───── The data
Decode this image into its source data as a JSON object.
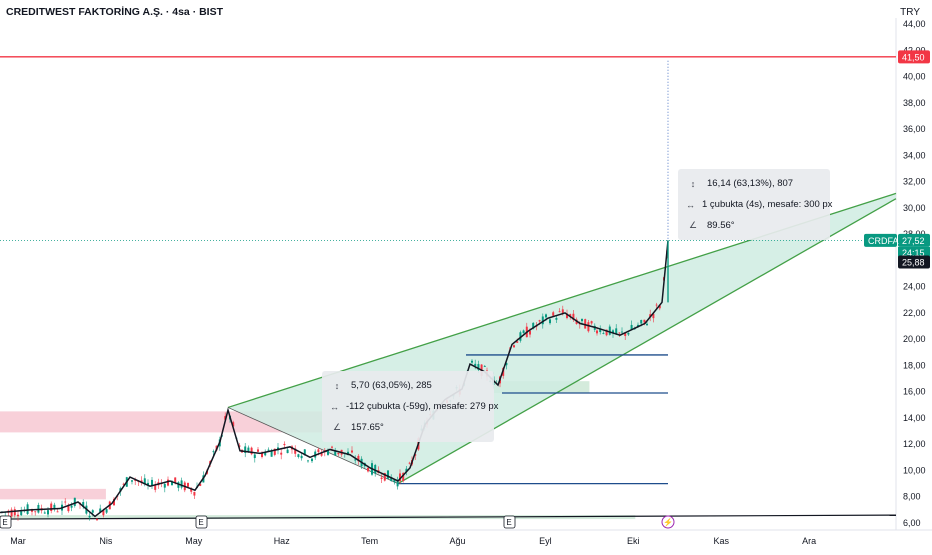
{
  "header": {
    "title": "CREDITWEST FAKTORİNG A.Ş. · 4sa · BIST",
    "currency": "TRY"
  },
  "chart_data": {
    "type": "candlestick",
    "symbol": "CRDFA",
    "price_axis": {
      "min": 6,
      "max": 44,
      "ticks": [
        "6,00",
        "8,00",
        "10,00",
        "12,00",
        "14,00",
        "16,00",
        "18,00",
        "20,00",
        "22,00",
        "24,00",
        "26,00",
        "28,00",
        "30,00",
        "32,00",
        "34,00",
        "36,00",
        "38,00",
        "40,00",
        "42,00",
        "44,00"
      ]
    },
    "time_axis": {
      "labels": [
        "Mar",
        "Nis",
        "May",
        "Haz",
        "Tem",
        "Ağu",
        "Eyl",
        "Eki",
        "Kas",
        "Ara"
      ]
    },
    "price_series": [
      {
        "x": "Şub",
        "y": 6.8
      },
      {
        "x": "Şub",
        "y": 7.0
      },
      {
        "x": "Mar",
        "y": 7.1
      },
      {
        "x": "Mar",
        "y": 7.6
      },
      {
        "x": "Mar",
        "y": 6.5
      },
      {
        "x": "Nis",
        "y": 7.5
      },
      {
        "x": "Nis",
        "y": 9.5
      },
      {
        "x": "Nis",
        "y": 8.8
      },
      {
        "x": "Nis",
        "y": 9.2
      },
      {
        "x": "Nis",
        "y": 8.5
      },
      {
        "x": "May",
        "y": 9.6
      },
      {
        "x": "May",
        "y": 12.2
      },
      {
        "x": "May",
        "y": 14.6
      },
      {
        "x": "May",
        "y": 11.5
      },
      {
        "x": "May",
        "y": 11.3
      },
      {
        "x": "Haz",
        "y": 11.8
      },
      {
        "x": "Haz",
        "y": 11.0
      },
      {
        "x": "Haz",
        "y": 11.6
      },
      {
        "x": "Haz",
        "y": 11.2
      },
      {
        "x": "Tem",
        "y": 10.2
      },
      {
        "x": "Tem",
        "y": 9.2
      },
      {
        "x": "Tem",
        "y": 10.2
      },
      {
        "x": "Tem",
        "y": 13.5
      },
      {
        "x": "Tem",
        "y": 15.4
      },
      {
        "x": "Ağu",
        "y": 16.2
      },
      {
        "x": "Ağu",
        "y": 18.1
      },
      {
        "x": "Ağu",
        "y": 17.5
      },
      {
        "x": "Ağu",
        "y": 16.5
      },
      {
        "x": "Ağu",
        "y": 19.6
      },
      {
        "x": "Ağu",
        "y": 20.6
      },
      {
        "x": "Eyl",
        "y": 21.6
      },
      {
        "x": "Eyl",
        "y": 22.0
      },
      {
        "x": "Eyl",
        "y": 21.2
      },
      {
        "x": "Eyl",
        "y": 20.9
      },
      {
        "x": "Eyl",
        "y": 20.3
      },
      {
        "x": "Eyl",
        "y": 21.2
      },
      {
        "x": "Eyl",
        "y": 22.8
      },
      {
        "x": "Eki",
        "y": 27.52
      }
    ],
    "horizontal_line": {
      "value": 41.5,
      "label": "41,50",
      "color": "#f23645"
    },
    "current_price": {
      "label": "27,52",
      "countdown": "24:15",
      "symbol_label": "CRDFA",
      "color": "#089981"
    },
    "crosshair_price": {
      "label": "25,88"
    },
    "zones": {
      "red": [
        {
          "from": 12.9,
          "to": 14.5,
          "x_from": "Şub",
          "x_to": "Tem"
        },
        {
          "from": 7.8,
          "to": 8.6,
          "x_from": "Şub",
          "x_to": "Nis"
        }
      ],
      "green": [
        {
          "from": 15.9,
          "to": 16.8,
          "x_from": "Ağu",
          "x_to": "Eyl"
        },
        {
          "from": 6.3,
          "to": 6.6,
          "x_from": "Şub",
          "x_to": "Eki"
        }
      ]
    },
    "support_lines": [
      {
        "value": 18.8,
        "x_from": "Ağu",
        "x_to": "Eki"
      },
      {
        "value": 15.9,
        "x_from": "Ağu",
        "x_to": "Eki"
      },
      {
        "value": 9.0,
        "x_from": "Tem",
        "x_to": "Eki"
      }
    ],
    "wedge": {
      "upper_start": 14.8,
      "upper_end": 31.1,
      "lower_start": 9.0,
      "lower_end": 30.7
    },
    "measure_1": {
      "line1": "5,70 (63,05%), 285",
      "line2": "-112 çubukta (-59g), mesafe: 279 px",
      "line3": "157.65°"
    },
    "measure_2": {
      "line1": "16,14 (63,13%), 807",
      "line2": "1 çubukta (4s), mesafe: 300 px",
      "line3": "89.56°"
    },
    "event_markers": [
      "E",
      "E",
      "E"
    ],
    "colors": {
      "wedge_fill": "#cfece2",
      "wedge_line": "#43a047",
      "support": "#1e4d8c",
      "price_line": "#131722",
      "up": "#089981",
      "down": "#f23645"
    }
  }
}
──────────
───── The data
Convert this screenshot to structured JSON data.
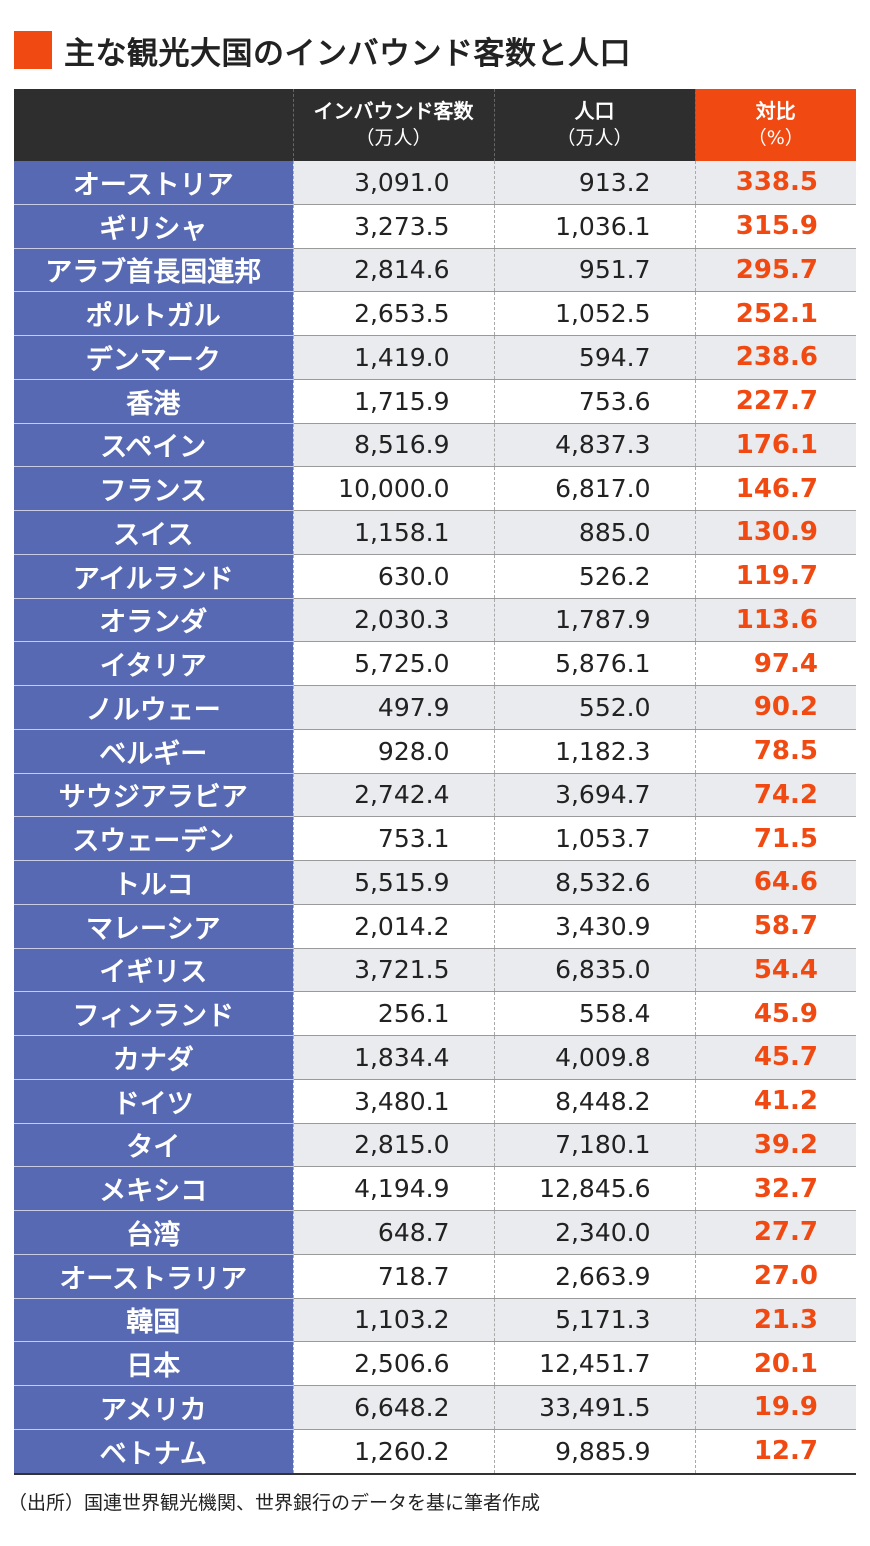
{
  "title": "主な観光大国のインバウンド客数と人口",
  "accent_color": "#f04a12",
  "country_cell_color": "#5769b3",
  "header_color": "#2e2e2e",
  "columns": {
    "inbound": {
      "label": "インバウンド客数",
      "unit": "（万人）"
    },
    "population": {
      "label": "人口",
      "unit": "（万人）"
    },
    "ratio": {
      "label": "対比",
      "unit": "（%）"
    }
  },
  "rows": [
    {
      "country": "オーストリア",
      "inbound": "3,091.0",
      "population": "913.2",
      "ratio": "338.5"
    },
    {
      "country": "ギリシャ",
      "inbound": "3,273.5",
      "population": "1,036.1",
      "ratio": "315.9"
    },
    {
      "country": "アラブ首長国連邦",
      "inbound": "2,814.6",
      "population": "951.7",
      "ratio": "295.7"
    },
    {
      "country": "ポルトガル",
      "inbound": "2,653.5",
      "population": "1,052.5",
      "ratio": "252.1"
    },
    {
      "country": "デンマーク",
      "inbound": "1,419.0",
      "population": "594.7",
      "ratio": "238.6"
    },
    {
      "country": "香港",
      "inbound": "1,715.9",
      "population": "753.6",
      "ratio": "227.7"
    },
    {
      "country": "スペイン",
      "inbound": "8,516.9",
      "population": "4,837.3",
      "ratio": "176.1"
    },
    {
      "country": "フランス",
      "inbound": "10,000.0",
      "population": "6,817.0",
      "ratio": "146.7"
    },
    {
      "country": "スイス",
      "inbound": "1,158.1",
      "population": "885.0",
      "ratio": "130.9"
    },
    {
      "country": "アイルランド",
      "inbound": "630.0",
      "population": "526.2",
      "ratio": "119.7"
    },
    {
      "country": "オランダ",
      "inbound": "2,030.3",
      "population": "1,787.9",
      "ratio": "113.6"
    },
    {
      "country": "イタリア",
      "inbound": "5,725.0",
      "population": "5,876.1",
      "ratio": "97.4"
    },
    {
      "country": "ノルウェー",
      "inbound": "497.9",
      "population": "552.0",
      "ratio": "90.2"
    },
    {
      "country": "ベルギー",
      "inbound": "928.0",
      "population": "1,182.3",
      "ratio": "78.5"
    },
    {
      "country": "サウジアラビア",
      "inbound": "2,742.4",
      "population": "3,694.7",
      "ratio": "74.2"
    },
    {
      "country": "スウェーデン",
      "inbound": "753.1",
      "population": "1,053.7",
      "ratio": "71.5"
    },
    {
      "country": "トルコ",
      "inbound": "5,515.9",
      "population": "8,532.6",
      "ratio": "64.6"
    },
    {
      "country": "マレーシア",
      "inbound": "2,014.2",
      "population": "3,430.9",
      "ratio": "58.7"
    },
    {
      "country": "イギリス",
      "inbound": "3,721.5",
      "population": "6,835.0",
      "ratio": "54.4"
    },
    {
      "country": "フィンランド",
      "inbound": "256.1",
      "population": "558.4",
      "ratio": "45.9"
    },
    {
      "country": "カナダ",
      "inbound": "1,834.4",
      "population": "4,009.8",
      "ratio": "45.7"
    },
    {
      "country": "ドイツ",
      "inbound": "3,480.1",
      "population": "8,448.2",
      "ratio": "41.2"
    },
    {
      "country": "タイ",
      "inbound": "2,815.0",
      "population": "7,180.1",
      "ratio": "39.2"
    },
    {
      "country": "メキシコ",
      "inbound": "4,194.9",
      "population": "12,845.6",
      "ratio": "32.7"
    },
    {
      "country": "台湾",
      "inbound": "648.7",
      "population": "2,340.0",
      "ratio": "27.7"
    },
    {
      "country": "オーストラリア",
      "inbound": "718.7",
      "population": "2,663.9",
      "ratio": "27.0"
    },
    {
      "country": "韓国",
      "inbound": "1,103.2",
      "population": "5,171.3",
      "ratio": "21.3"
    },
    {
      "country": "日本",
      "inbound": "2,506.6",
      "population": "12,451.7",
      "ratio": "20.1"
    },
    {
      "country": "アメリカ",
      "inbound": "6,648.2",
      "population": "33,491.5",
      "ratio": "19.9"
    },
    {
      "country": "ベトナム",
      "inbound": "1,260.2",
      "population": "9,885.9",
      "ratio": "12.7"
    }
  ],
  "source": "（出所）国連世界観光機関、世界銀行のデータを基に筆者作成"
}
──────────
Task to complete » Find each line holding "çubukta". Copy it out.

Exercise response »
      "line2": "-112 çubukta (-59g), mesafe: 279 px",
      "line2": "1 çubukta (4s), mesafe: 300 px",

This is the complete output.